▶ [WHAT YOU WILL DO]
[1] In the forum thread about the F250 XLT, what price is on the truck's sticker?
[2] Reproduce the passage of the forum thread about the F250 XLT between "## sbrennan007 (Jul" and "the new '08s.", inclusive.

# 07 PSD F250 XLT--What do you think?



## Sweetpete (Jul 11, 2005)

Hey Guys:

I have the chance to purchase a pretty loaded XLT F250 PSD shortbed crewcab. It has everything except leather and navigation. It'll be my daily driver and work truck. The sticker says: $45280. That's out of my price range. 

So I was curious what you think invoice is on a truck like this, or how far down you think I can get them before they tell me to take a hike.

I appreciate your expertise in advance. Thanks!!


----------



## hydro_37 (Sep 10, 2006)

37 and go from there. Ford is wanting to get rid of th 07's


----------



## sbrennan007 (Jul 27, 2003)

I know the title says '07, but Navigation was not an option in the '07 model. Is this an '08 that your looking at?

As others have stated, you should be able to get a great deal on either a new '06 or a new '07 now with people looking at the new '08s.

I love my '07. I was going to wait and order an '08 but I'm glad I got the '07.


----------



## Sweetpete (Jul 11, 2005)

Oops...sorry about that. Yeah, it's an 07. They're telling me I'm looking at $45k out the door.

That still sounds high. Thanks for any and all suggestions!!


----------



## Niteman9 (Jan 6, 2007)

Give me the dealer name and zip code and I can look up invoice price. Can give you x-plan pin for a no haggle price.

▶ [DATA SECTION]
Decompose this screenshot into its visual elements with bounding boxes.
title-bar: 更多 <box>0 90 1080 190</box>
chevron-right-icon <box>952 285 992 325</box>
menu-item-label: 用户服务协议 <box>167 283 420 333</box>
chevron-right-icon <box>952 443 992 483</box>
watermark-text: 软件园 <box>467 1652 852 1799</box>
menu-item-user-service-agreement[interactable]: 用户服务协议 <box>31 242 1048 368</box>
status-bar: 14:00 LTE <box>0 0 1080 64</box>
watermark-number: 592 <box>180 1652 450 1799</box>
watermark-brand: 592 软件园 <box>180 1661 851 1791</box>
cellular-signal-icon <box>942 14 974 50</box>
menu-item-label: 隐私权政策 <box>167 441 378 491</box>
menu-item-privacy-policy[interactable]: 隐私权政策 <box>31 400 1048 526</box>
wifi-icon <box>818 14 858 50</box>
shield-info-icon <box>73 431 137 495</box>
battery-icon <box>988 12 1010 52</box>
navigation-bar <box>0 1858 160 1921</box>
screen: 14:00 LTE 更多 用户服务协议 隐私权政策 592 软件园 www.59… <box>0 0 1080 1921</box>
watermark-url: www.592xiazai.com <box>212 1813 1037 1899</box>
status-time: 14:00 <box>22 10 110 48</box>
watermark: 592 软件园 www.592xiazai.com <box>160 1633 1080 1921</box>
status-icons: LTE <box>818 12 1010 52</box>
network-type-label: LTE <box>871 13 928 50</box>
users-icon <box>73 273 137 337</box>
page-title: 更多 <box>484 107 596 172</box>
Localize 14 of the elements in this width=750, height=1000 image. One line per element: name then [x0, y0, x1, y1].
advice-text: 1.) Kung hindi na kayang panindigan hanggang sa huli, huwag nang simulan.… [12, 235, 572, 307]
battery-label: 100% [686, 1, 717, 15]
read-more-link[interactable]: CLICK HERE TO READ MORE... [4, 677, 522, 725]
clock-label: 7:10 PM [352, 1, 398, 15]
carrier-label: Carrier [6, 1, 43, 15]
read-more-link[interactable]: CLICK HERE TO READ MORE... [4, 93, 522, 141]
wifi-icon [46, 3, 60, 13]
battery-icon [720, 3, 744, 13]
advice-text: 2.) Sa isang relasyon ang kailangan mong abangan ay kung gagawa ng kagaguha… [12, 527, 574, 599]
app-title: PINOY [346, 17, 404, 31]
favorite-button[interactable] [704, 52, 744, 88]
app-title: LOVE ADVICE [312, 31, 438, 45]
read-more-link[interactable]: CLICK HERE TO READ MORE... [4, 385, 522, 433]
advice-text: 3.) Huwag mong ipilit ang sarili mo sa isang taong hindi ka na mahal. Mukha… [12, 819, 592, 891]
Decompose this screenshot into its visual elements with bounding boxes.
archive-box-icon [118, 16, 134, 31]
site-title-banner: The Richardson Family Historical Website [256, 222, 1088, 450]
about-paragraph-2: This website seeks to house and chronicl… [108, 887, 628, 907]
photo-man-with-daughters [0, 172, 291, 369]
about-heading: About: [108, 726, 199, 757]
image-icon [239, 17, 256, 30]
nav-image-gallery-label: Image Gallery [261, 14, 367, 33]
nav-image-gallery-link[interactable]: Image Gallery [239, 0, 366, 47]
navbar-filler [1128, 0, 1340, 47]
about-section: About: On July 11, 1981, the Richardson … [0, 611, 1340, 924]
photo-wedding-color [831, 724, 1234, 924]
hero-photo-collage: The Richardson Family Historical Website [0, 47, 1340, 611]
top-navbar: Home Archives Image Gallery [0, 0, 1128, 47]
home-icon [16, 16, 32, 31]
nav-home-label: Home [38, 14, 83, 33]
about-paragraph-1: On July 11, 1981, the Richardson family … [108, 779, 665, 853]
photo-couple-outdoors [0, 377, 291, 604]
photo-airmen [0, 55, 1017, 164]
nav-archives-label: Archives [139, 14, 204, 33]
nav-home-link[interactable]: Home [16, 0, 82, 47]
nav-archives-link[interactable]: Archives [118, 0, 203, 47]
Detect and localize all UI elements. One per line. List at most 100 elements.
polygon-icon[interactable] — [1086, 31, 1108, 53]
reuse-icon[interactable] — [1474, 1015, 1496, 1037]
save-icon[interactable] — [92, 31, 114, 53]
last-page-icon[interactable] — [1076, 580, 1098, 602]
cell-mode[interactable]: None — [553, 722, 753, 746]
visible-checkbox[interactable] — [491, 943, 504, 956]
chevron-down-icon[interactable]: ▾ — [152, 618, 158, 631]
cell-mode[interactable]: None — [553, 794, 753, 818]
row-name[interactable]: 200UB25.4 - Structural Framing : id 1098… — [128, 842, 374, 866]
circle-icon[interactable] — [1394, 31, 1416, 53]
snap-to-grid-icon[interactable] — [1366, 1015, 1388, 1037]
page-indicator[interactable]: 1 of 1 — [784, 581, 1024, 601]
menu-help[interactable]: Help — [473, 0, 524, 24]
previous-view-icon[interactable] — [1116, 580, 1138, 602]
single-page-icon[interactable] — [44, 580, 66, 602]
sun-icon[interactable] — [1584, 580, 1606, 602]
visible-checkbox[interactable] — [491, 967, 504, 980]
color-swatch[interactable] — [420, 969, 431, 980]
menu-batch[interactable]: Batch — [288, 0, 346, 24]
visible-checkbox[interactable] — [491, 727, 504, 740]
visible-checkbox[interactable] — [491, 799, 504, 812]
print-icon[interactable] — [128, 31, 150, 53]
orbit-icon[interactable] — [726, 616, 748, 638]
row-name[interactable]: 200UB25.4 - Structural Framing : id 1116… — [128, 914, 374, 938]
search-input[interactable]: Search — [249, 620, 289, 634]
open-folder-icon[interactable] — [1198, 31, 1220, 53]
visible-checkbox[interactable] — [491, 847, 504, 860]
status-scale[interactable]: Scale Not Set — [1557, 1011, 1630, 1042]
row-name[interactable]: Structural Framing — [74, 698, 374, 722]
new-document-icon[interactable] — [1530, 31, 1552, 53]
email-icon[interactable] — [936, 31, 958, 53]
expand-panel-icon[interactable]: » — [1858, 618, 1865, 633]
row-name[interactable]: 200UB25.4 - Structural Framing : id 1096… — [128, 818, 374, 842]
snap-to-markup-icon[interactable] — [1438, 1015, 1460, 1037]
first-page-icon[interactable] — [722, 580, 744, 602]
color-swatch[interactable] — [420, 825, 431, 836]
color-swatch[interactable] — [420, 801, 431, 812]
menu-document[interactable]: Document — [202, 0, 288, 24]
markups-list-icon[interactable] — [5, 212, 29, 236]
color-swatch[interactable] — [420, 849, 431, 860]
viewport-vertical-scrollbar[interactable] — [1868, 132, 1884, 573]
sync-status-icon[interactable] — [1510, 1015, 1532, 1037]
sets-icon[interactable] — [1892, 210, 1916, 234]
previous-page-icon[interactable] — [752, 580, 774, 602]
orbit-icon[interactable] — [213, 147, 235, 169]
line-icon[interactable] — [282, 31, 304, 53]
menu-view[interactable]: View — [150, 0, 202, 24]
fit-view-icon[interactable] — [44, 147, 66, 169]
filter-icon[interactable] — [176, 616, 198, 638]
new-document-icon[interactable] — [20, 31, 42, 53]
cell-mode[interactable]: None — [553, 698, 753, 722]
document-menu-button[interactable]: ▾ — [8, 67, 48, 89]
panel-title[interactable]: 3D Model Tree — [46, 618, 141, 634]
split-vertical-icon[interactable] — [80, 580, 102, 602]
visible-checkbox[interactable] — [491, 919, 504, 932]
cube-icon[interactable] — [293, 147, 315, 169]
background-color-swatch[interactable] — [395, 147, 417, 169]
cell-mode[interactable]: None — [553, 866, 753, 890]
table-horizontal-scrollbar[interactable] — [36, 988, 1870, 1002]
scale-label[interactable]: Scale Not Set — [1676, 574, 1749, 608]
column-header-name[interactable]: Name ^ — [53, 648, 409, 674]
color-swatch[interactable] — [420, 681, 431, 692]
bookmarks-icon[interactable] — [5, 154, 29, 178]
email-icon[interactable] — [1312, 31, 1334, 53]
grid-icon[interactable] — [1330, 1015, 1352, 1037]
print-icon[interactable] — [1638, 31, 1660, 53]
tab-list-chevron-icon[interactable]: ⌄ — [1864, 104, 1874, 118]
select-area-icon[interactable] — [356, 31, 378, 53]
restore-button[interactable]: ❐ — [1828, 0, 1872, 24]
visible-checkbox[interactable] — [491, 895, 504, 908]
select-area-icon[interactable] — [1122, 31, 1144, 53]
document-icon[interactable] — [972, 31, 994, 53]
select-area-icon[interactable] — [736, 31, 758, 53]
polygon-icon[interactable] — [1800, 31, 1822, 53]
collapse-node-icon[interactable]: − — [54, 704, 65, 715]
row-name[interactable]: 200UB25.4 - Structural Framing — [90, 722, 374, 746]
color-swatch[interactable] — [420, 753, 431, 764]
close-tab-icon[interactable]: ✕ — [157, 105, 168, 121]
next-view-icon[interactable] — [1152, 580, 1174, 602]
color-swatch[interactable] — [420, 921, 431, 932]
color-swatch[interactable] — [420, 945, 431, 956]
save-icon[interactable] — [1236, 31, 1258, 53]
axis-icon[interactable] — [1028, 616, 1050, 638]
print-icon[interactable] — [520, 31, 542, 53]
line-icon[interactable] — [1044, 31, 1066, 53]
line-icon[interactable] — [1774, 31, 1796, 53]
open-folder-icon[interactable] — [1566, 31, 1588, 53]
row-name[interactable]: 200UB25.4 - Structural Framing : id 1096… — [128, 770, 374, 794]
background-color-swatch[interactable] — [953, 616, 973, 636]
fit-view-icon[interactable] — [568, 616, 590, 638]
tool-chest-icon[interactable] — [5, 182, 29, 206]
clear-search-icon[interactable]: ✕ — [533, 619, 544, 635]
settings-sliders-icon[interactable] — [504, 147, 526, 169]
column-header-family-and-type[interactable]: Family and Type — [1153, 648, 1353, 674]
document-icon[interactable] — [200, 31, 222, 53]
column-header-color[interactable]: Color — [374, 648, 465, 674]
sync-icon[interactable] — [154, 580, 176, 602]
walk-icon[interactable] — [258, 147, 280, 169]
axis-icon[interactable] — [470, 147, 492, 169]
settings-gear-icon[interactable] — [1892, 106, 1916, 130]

▶ [SOLVED PROBLEMS]
[1] $45280

[2]
## sbrennan007 (Jul 27, 2003)

I know the title says '07, but Navigation was not an option in the '07 model. Is this an '08 that your looking at?

As others have stated, you should be able to get a great deal on either a new '06 or a new '07 now with people looking at the new '08s.